▸ What to do:
Copy everything in the data below exactly except the pictures.

**** The data ****

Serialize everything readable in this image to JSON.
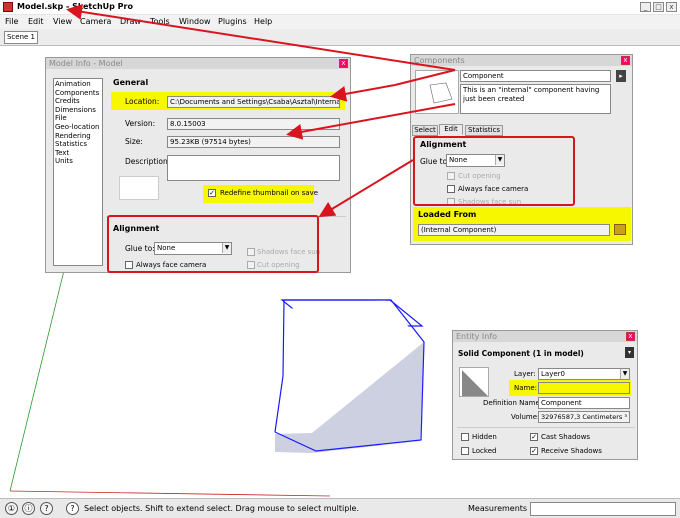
{
  "window": {
    "title": "Model.skp - SketchUp Pro",
    "min": "_",
    "max": "□",
    "close": "x"
  },
  "menu": [
    "File",
    "Edit",
    "View",
    "Camera",
    "Draw",
    "Tools",
    "Window",
    "Plugins",
    "Help"
  ],
  "scene_tab": "Scene 1",
  "model_info": {
    "title": "Model Info - Model",
    "nav": [
      "Animation",
      "Components",
      "Credits",
      "Dimensions",
      "File",
      "Geo-location",
      "Rendering",
      "Statistics",
      "Text",
      "Units"
    ],
    "selected_nav": "File",
    "general_heading": "General",
    "location_label": "Location:",
    "location_value": "C:\\Documents and Settings\\Csaba\\Asztal\\Internal-e",
    "version_label": "Version:",
    "version_value": "8.0.15003",
    "size_label": "Size:",
    "size_value": "95.23KB (97514 bytes)",
    "description_label": "Description:",
    "description_value": "",
    "redefine_label": "Redefine thumbnail on save",
    "redefine_checked": true,
    "alignment_heading": "Alignment",
    "glue_label": "Glue to:",
    "glue_value": "None",
    "shadows_label": "Shadows face sun",
    "always_face_label": "Always face camera",
    "cut_opening_label": "Cut opening"
  },
  "components": {
    "title": "Components",
    "name_value": "Component",
    "description_value": "This is an \"internal\" component having just been created",
    "tabs": [
      "Select",
      "Edit",
      "Statistics"
    ],
    "active_tab": "Edit",
    "alignment_heading": "Alignment",
    "glue_label": "Glue to:",
    "glue_value": "None",
    "cut_opening_label": "Cut opening",
    "always_face_label": "Always face camera",
    "shadows_label": "Shadows face sun",
    "loaded_from_heading": "Loaded From",
    "loaded_from_value": "(Internal Component)"
  },
  "entity_info": {
    "title": "Entity Info",
    "heading": "Solid Component (1 in model)",
    "layer_label": "Layer:",
    "layer_value": "Layer0",
    "name_label": "Name:",
    "name_value": "",
    "def_label": "Definition Name:",
    "def_value": "Component",
    "volume_label": "Volume:",
    "volume_value": "32976587,3 Centimeters ³",
    "hidden_label": "Hidden",
    "locked_label": "Locked",
    "cast_label": "Cast Shadows",
    "receive_label": "Receive Shadows",
    "hidden_checked": false,
    "locked_checked": false,
    "cast_checked": true,
    "receive_checked": true
  },
  "status": {
    "message": "Select objects. Shift to extend select. Drag mouse to select multiple.",
    "measurements_label": "Measurements",
    "circle_1": "①",
    "circle_2": "ⓘ",
    "circle_3": "?",
    "help_icon": "?"
  },
  "colors": {
    "highlight": "#f7f700",
    "annotation_red": "#d9141e",
    "box_edge": "#1a1aff"
  }
}
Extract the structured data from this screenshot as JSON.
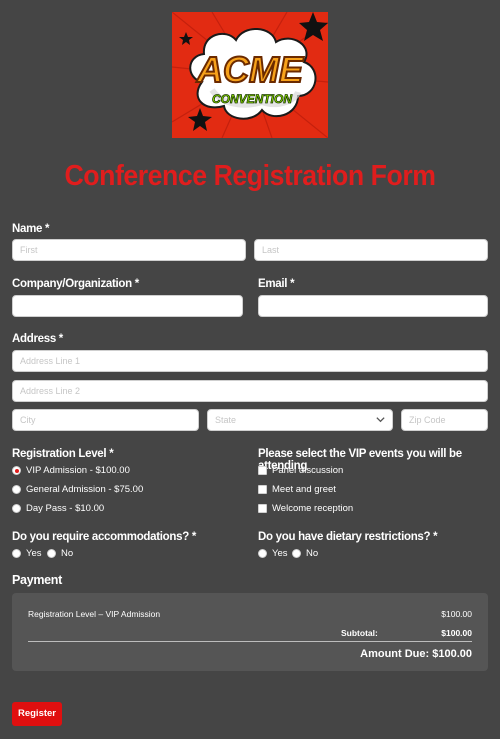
{
  "logo": {
    "word": "ACME",
    "sub": "CONVENTION",
    "background": "#e22b12"
  },
  "form_title": "Conference Registration Form",
  "name": {
    "label": "Name *",
    "first_placeholder": "First",
    "last_placeholder": "Last"
  },
  "company": {
    "label": "Company/Organization *"
  },
  "email": {
    "label": "Email *"
  },
  "address": {
    "label": "Address *",
    "line1_placeholder": "Address Line 1",
    "line2_placeholder": "Address Line 2",
    "city_placeholder": "City",
    "state_placeholder": "State",
    "zip_placeholder": "Zip Code"
  },
  "registration_level": {
    "label": "Registration Level *",
    "options": [
      {
        "label": "VIP Admission - $100.00",
        "checked": true
      },
      {
        "label": "General Admission - $75.00",
        "checked": false
      },
      {
        "label": "Day Pass - $10.00",
        "checked": false
      }
    ]
  },
  "vip_events": {
    "label": "Please select the VIP events you will be attending",
    "options": [
      {
        "label": "Panel discussion"
      },
      {
        "label": "Meet and greet"
      },
      {
        "label": "Welcome reception"
      }
    ]
  },
  "accommodations": {
    "label": "Do you require accommodations? *",
    "yes": "Yes",
    "no": "No"
  },
  "dietary": {
    "label": "Do you have dietary restrictions? *",
    "yes": "Yes",
    "no": "No"
  },
  "payment": {
    "title": "Payment",
    "item_label": "Registration Level – VIP Admission",
    "item_price": "$100.00",
    "subtotal_label": "Subtotal:",
    "subtotal_value": "$100.00",
    "amount_due": "Amount Due: $100.00"
  },
  "register_label": "Register",
  "colors": {
    "page_bg": "#454545",
    "accent": "#e01d1d",
    "payment_box": "#555555"
  }
}
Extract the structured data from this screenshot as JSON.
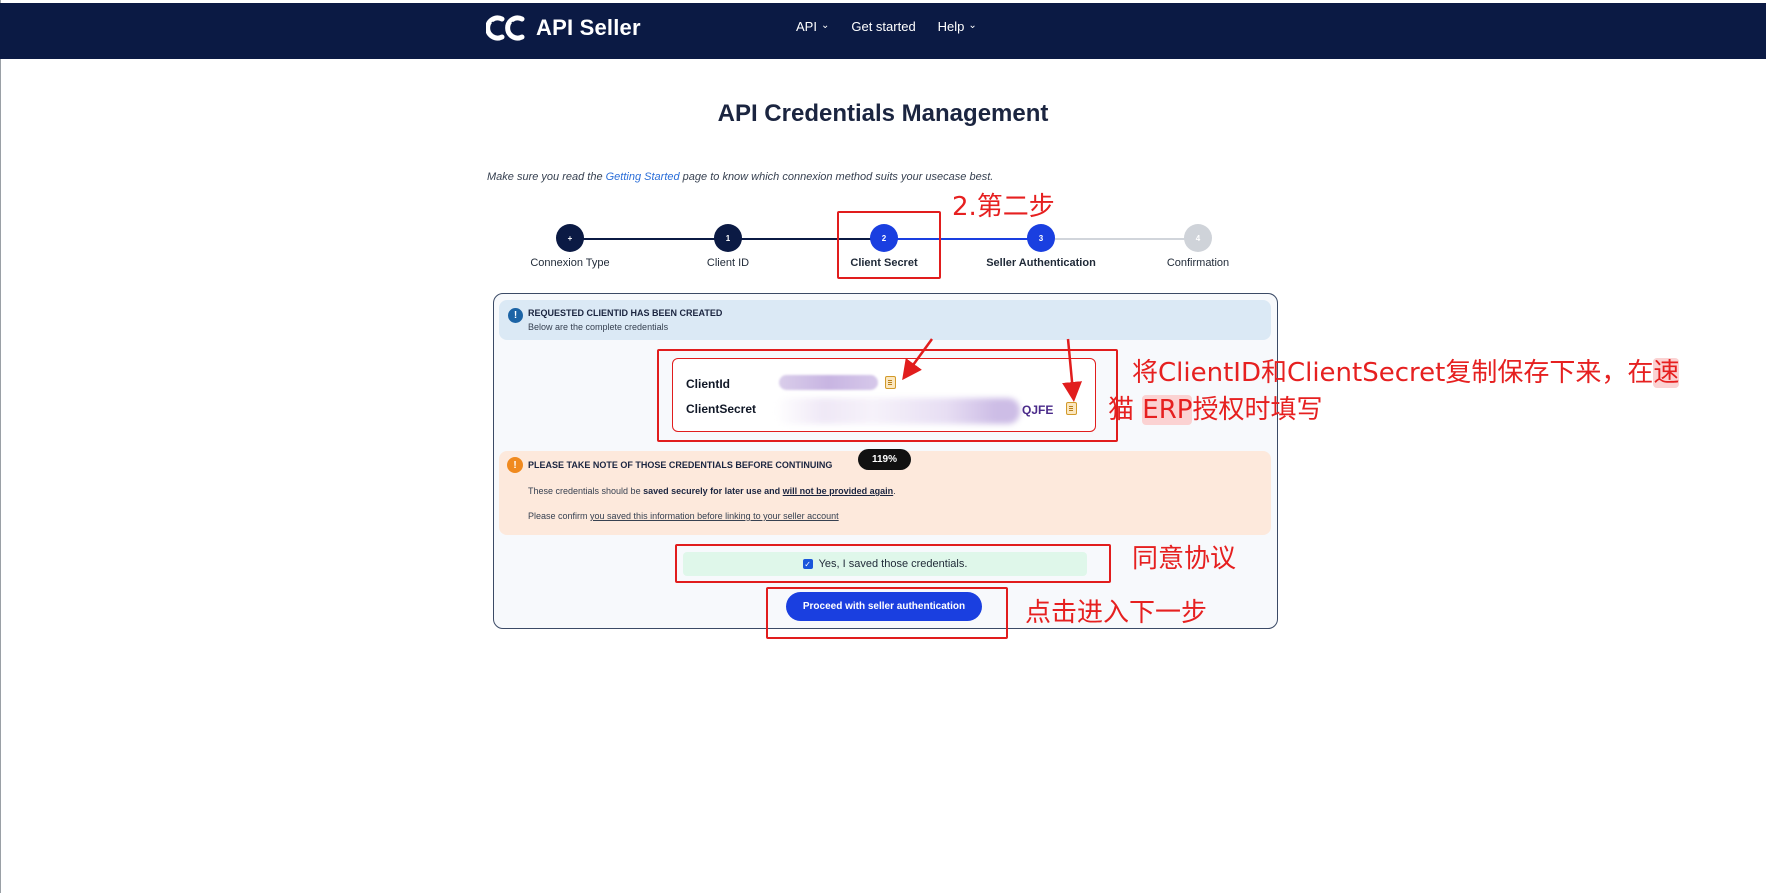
{
  "header": {
    "logo_text": "API Seller",
    "nav": [
      {
        "label": "API",
        "has_dropdown": true
      },
      {
        "label": "Get started",
        "has_dropdown": false
      },
      {
        "label": "Help",
        "has_dropdown": true
      }
    ]
  },
  "page": {
    "title": "API Credentials Management",
    "intro_before": "Make sure you read the ",
    "intro_link": "Getting Started",
    "intro_after": " page to know which connexion method suits your usecase best."
  },
  "stepper": {
    "steps": [
      {
        "marker": "+",
        "label": "Connexion Type",
        "state": "done"
      },
      {
        "marker": "1",
        "label": "Client ID",
        "state": "done"
      },
      {
        "marker": "2",
        "label": "Client Secret",
        "state": "current"
      },
      {
        "marker": "3",
        "label": "Seller Authentication",
        "state": "next"
      },
      {
        "marker": "4",
        "label": "Confirmation",
        "state": "upcoming"
      }
    ]
  },
  "info": {
    "icon": "info-icon",
    "title": "REQUESTED CLIENTID HAS BEEN CREATED",
    "subtitle": "Below are the complete credentials"
  },
  "credentials": {
    "client_id_label": "ClientId",
    "client_secret_label": "ClientSecret",
    "client_secret_visible_tail": "QJFE"
  },
  "zoom_badge": "119%",
  "warning": {
    "icon": "warning-icon",
    "title": "PLEASE TAKE NOTE OF THOSE CREDENTIALS BEFORE CONTINUING",
    "line1_pre": "These credentials should be ",
    "line1_bold1": "saved securely for later use and",
    "line1_mid": " ",
    "line1_bold2": "will not be provided again",
    "line1_post": ".",
    "line2_pre": "Please confirm ",
    "line2_link": "you saved this information before linking to your seller account"
  },
  "confirm": {
    "checked": true,
    "label": "Yes, I saved those credentials."
  },
  "proceed_button": "Proceed with seller authentication",
  "annotations": {
    "step2": "2.第二步",
    "copy_line1_a": "将ClientID和ClientSecret复制保存下来，在",
    "copy_line1_hl": "速",
    "copy_line2_a": "猫 ",
    "copy_line2_hl": "ERP",
    "copy_line2_b": "授权时填写",
    "agree": "同意协议",
    "next": "点击进入下一步"
  },
  "colors": {
    "header_bg": "#0b1a44",
    "step_done": "#0b1a44",
    "step_active": "#1a3fe0",
    "step_upcoming": "#cfd3d9",
    "annotation_red": "#e11d1d"
  }
}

****

▸ Exercise solution:
Serialize everything readable in this image to JSON.
{
  "window": {
    "title": "Model.skp - SketchUp Pro",
    "min": "_",
    "max": "□",
    "close": "x"
  },
  "menu": [
    "File",
    "Edit",
    "View",
    "Camera",
    "Draw",
    "Tools",
    "Window",
    "Plugins",
    "Help"
  ],
  "scene_tab": "Scene 1",
  "model_info": {
    "title": "Model Info - Model",
    "nav": [
      "Animation",
      "Components",
      "Credits",
      "Dimensions",
      "File",
      "Geo-location",
      "Rendering",
      "Statistics",
      "Text",
      "Units"
    ],
    "selected_nav": "File",
    "general_heading": "General",
    "location_label": "Location:",
    "location_value": "C:\\Documents and Settings\\Csaba\\Asztal\\Internal-e",
    "version_label": "Version:",
    "version_value": "8.0.15003",
    "size_label": "Size:",
    "size_value": "95.23KB (97514 bytes)",
    "description_label": "Description:",
    "description_value": "",
    "redefine_label": "Redefine thumbnail on save",
    "redefine_checked": true,
    "alignment_heading": "Alignment",
    "glue_label": "Glue to:",
    "glue_value": "None",
    "shadows_label": "Shadows face sun",
    "always_face_label": "Always face camera",
    "cut_opening_label": "Cut opening"
  },
  "components": {
    "title": "Components",
    "name_value": "Component",
    "description_value": "This is an \"internal\" component having just been created",
    "tabs": [
      "Select",
      "Edit",
      "Statistics"
    ],
    "active_tab": "Edit",
    "alignment_heading": "Alignment",
    "glue_label": "Glue to:",
    "glue_value": "None",
    "cut_opening_label": "Cut opening",
    "always_face_label": "Always face camera",
    "shadows_label": "Shadows face sun",
    "loaded_from_heading": "Loaded From",
    "loaded_from_value": "(Internal Component)"
  },
  "entity_info": {
    "title": "Entity Info",
    "heading": "Solid Component (1 in model)",
    "layer_label": "Layer:",
    "layer_value": "Layer0",
    "name_label": "Name:",
    "name_value": "",
    "def_label": "Definition Name:",
    "def_value": "Component",
    "volume_label": "Volume:",
    "volume_value": "32976587,3 Centimeters ³",
    "hidden_label": "Hidden",
    "locked_label": "Locked",
    "cast_label": "Cast Shadows",
    "receive_label": "Receive Shadows",
    "hidden_checked": false,
    "locked_checked": false,
    "cast_checked": true,
    "receive_checked": true
  },
  "status": {
    "message": "Select objects. Shift to extend select. Drag mouse to select multiple.",
    "measurements_label": "Measurements",
    "circle_1": "①",
    "circle_2": "ⓘ",
    "circle_3": "?",
    "help_icon": "?"
  },
  "colors": {
    "highlight": "#f7f700",
    "annotation_red": "#d9141e",
    "box_edge": "#1a1aff"
  }
}
Extract the structured data from this screenshot as JSON.
{
  "logo": {
    "word": "ACME",
    "sub": "CONVENTION",
    "background": "#e22b12"
  },
  "form_title": "Conference Registration Form",
  "name": {
    "label": "Name *",
    "first_placeholder": "First",
    "last_placeholder": "Last"
  },
  "company": {
    "label": "Company/Organization *"
  },
  "email": {
    "label": "Email *"
  },
  "address": {
    "label": "Address *",
    "line1_placeholder": "Address Line 1",
    "line2_placeholder": "Address Line 2",
    "city_placeholder": "City",
    "state_placeholder": "State",
    "zip_placeholder": "Zip Code"
  },
  "registration_level": {
    "label": "Registration Level *",
    "options": [
      {
        "label": "VIP Admission - $100.00",
        "checked": true
      },
      {
        "label": "General Admission - $75.00",
        "checked": false
      },
      {
        "label": "Day Pass - $10.00",
        "checked": false
      }
    ]
  },
  "vip_events": {
    "label": "Please select the VIP events you will be attending",
    "options": [
      {
        "label": "Panel discussion"
      },
      {
        "label": "Meet and greet"
      },
      {
        "label": "Welcome reception"
      }
    ]
  },
  "accommodations": {
    "label": "Do you require accommodations? *",
    "yes": "Yes",
    "no": "No"
  },
  "dietary": {
    "label": "Do you have dietary restrictions? *",
    "yes": "Yes",
    "no": "No"
  },
  "payment": {
    "title": "Payment",
    "item_label": "Registration Level – VIP Admission",
    "item_price": "$100.00",
    "subtotal_label": "Subtotal:",
    "subtotal_value": "$100.00",
    "amount_due": "Amount Due: $100.00"
  },
  "register_label": "Register",
  "colors": {
    "page_bg": "#454545",
    "accent": "#e01d1d",
    "payment_box": "#555555"
  }
}
Extract the structured data from this screenshot as JSON.
{
  "header": {
    "logo_text": "API Seller",
    "nav": [
      {
        "label": "API",
        "has_dropdown": true
      },
      {
        "label": "Get started",
        "has_dropdown": false
      },
      {
        "label": "Help",
        "has_dropdown": true
      }
    ]
  },
  "page": {
    "title": "API Credentials Management",
    "intro_before": "Make sure you read the ",
    "intro_link": "Getting Started",
    "intro_after": " page to know which connexion method suits your usecase best."
  },
  "stepper": {
    "steps": [
      {
        "marker": "+",
        "label": "Connexion Type",
        "state": "done"
      },
      {
        "marker": "1",
        "label": "Client ID",
        "state": "done"
      },
      {
        "marker": "2",
        "label": "Client Secret",
        "state": "current"
      },
      {
        "marker": "3",
        "label": "Seller Authentication",
        "state": "next"
      },
      {
        "marker": "4",
        "label": "Confirmation",
        "state": "upcoming"
      }
    ]
  },
  "info": {
    "icon": "info-icon",
    "title": "REQUESTED CLIENTID HAS BEEN CREATED",
    "subtitle": "Below are the complete credentials"
  },
  "credentials": {
    "client_id_label": "ClientId",
    "client_secret_label": "ClientSecret",
    "client_secret_visible_tail": "QJFE"
  },
  "zoom_badge": "119%",
  "warning": {
    "icon": "warning-icon",
    "title": "PLEASE TAKE NOTE OF THOSE CREDENTIALS BEFORE CONTINUING",
    "line1_pre": "These credentials should be ",
    "line1_bold1": "saved securely for later use and",
    "line1_mid": " ",
    "line1_bold2": "will not be provided again",
    "line1_post": ".",
    "line2_pre": "Please confirm ",
    "line2_link": "you saved this information before linking to your seller account"
  },
  "confirm": {
    "checked": true,
    "label": "Yes, I saved those credentials."
  },
  "proceed_button": "Proceed with seller authentication",
  "annotations": {
    "step2": "2.第二步",
    "copy_line1_a": "将ClientID和ClientSecret复制保存下来，在",
    "copy_line1_hl": "速",
    "copy_line2_a": "猫 ",
    "copy_line2_hl": "ERP",
    "copy_line2_b": "授权时填写",
    "agree": "同意协议",
    "next": "点击进入下一步"
  },
  "colors": {
    "header_bg": "#0b1a44",
    "step_done": "#0b1a44",
    "step_active": "#1a3fe0",
    "step_upcoming": "#cfd3d9",
    "annotation_red": "#e11d1d"
  }
}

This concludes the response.